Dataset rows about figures
-=-=-

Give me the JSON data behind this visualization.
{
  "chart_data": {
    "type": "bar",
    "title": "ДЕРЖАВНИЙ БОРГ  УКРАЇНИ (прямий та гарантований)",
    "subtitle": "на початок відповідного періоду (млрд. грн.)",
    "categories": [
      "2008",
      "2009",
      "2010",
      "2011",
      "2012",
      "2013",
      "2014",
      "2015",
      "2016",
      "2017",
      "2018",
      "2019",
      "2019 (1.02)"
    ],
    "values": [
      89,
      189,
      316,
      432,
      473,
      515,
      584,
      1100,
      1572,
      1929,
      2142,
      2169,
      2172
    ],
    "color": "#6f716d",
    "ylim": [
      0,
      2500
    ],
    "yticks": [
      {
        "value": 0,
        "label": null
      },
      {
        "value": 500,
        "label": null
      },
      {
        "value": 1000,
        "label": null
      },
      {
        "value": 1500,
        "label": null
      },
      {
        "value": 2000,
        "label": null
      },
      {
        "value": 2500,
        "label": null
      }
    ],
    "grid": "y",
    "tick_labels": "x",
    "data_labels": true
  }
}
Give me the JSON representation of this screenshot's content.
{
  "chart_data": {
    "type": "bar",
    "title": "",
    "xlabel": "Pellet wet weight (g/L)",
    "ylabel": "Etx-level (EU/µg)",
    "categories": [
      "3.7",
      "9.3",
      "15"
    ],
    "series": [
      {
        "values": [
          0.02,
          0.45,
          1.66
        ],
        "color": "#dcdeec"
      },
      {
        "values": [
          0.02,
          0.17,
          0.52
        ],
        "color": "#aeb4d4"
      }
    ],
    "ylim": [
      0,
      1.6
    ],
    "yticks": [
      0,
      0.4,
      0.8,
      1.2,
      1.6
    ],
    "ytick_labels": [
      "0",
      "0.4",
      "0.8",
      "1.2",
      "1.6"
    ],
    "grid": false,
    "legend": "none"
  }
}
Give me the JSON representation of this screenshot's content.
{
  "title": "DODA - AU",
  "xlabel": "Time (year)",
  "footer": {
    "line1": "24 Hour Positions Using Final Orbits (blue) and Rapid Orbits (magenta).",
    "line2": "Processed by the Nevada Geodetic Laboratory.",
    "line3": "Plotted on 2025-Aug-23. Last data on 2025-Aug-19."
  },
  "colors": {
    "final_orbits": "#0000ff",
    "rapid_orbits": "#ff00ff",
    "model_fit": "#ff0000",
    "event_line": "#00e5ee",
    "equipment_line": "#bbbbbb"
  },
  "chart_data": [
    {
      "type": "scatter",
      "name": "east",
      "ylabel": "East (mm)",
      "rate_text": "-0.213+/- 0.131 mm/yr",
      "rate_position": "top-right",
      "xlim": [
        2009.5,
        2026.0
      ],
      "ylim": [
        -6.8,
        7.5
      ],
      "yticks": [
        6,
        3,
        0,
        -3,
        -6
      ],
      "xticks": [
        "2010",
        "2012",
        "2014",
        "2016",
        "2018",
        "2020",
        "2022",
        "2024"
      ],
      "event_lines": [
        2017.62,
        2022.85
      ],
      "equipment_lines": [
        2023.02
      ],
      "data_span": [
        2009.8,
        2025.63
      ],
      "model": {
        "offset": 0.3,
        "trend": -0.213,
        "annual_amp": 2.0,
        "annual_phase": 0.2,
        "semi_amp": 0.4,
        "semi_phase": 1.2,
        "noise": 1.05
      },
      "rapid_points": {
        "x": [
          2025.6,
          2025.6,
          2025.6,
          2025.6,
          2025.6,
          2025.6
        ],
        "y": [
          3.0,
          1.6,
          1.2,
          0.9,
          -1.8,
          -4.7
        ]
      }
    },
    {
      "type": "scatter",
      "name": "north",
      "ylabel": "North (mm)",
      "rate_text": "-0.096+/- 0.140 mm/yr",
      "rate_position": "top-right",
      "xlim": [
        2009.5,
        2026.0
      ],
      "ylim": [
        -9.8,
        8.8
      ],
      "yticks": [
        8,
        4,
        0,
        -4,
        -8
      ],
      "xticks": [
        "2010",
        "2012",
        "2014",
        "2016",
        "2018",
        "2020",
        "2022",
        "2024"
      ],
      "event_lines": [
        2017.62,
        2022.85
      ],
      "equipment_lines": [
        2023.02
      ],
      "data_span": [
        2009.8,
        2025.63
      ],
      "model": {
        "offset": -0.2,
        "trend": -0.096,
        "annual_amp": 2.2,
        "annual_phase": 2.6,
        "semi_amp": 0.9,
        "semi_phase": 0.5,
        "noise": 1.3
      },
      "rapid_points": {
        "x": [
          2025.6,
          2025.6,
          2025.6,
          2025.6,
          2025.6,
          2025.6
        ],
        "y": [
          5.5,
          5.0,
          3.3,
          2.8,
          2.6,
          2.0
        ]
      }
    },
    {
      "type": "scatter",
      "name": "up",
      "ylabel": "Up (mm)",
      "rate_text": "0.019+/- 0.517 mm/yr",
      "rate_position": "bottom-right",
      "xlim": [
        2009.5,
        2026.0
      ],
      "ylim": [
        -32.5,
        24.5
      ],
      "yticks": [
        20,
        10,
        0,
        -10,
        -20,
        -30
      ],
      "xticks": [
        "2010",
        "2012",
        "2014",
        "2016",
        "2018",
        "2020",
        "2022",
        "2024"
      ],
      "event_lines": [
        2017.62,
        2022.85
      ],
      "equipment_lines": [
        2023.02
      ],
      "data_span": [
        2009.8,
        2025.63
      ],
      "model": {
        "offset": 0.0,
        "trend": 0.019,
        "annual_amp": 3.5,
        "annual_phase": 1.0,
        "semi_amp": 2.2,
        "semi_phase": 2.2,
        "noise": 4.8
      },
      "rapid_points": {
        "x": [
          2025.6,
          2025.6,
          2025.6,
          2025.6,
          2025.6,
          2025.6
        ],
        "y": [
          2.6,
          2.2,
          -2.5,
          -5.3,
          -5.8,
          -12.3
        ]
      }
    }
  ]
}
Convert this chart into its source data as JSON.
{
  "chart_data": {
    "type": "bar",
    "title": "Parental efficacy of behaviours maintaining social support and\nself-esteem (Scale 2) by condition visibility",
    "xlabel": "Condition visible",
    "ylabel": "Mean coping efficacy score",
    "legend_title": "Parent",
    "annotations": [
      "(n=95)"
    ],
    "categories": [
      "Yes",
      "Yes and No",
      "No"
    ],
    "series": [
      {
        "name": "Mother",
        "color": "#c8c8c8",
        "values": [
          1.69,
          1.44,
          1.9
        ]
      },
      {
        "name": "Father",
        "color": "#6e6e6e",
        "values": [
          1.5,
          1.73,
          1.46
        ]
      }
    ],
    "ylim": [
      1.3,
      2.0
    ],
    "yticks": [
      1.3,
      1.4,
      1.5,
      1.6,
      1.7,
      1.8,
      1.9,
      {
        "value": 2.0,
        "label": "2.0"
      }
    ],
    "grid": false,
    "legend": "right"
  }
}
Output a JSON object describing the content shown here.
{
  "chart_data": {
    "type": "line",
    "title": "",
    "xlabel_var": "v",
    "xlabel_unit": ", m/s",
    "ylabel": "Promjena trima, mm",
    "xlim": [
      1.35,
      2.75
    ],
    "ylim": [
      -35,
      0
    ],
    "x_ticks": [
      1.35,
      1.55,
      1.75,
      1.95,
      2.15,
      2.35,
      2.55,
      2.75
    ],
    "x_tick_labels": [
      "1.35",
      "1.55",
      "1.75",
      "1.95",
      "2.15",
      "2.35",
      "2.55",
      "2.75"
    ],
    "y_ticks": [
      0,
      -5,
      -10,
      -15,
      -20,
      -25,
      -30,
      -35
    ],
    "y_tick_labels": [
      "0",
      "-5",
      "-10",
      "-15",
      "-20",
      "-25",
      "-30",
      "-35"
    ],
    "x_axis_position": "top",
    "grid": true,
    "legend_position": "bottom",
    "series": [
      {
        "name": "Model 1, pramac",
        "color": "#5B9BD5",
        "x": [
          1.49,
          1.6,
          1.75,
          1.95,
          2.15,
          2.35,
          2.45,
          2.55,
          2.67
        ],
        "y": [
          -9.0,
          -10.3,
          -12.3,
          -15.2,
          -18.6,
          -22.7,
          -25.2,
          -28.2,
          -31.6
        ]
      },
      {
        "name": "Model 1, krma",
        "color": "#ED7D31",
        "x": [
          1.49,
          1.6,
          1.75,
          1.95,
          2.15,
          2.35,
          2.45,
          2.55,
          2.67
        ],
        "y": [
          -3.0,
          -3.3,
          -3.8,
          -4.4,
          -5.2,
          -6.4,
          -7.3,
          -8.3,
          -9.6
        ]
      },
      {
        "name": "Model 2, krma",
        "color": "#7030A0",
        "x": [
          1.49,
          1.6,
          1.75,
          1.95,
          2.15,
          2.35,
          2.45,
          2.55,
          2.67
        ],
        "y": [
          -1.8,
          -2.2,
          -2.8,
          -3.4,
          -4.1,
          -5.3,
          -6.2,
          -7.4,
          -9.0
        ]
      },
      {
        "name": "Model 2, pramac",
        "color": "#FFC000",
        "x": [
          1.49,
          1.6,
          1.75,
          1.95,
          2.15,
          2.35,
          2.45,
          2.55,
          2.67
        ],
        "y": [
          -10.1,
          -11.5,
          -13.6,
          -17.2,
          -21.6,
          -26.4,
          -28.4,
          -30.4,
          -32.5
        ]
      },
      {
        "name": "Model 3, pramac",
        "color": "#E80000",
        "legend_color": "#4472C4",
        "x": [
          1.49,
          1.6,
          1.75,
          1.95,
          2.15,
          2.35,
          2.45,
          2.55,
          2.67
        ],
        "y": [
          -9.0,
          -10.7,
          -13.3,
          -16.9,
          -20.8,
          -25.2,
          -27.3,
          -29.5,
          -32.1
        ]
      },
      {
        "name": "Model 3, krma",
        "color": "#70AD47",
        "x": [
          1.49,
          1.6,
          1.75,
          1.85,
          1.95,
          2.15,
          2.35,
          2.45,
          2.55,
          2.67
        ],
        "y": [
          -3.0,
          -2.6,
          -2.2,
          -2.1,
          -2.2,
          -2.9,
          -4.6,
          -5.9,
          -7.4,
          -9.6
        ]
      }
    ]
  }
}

-=-=-

## STATED PROBLEM
Pick out and copy the lines of the material that include the word "this".

## FINAL ANSWER
Give me the JSON data behind this visualization.
Give me the JSON representation of this screenshot's content.
Give me the JSON representation of this screenshot's content.
Convert this chart into its source data as JSON.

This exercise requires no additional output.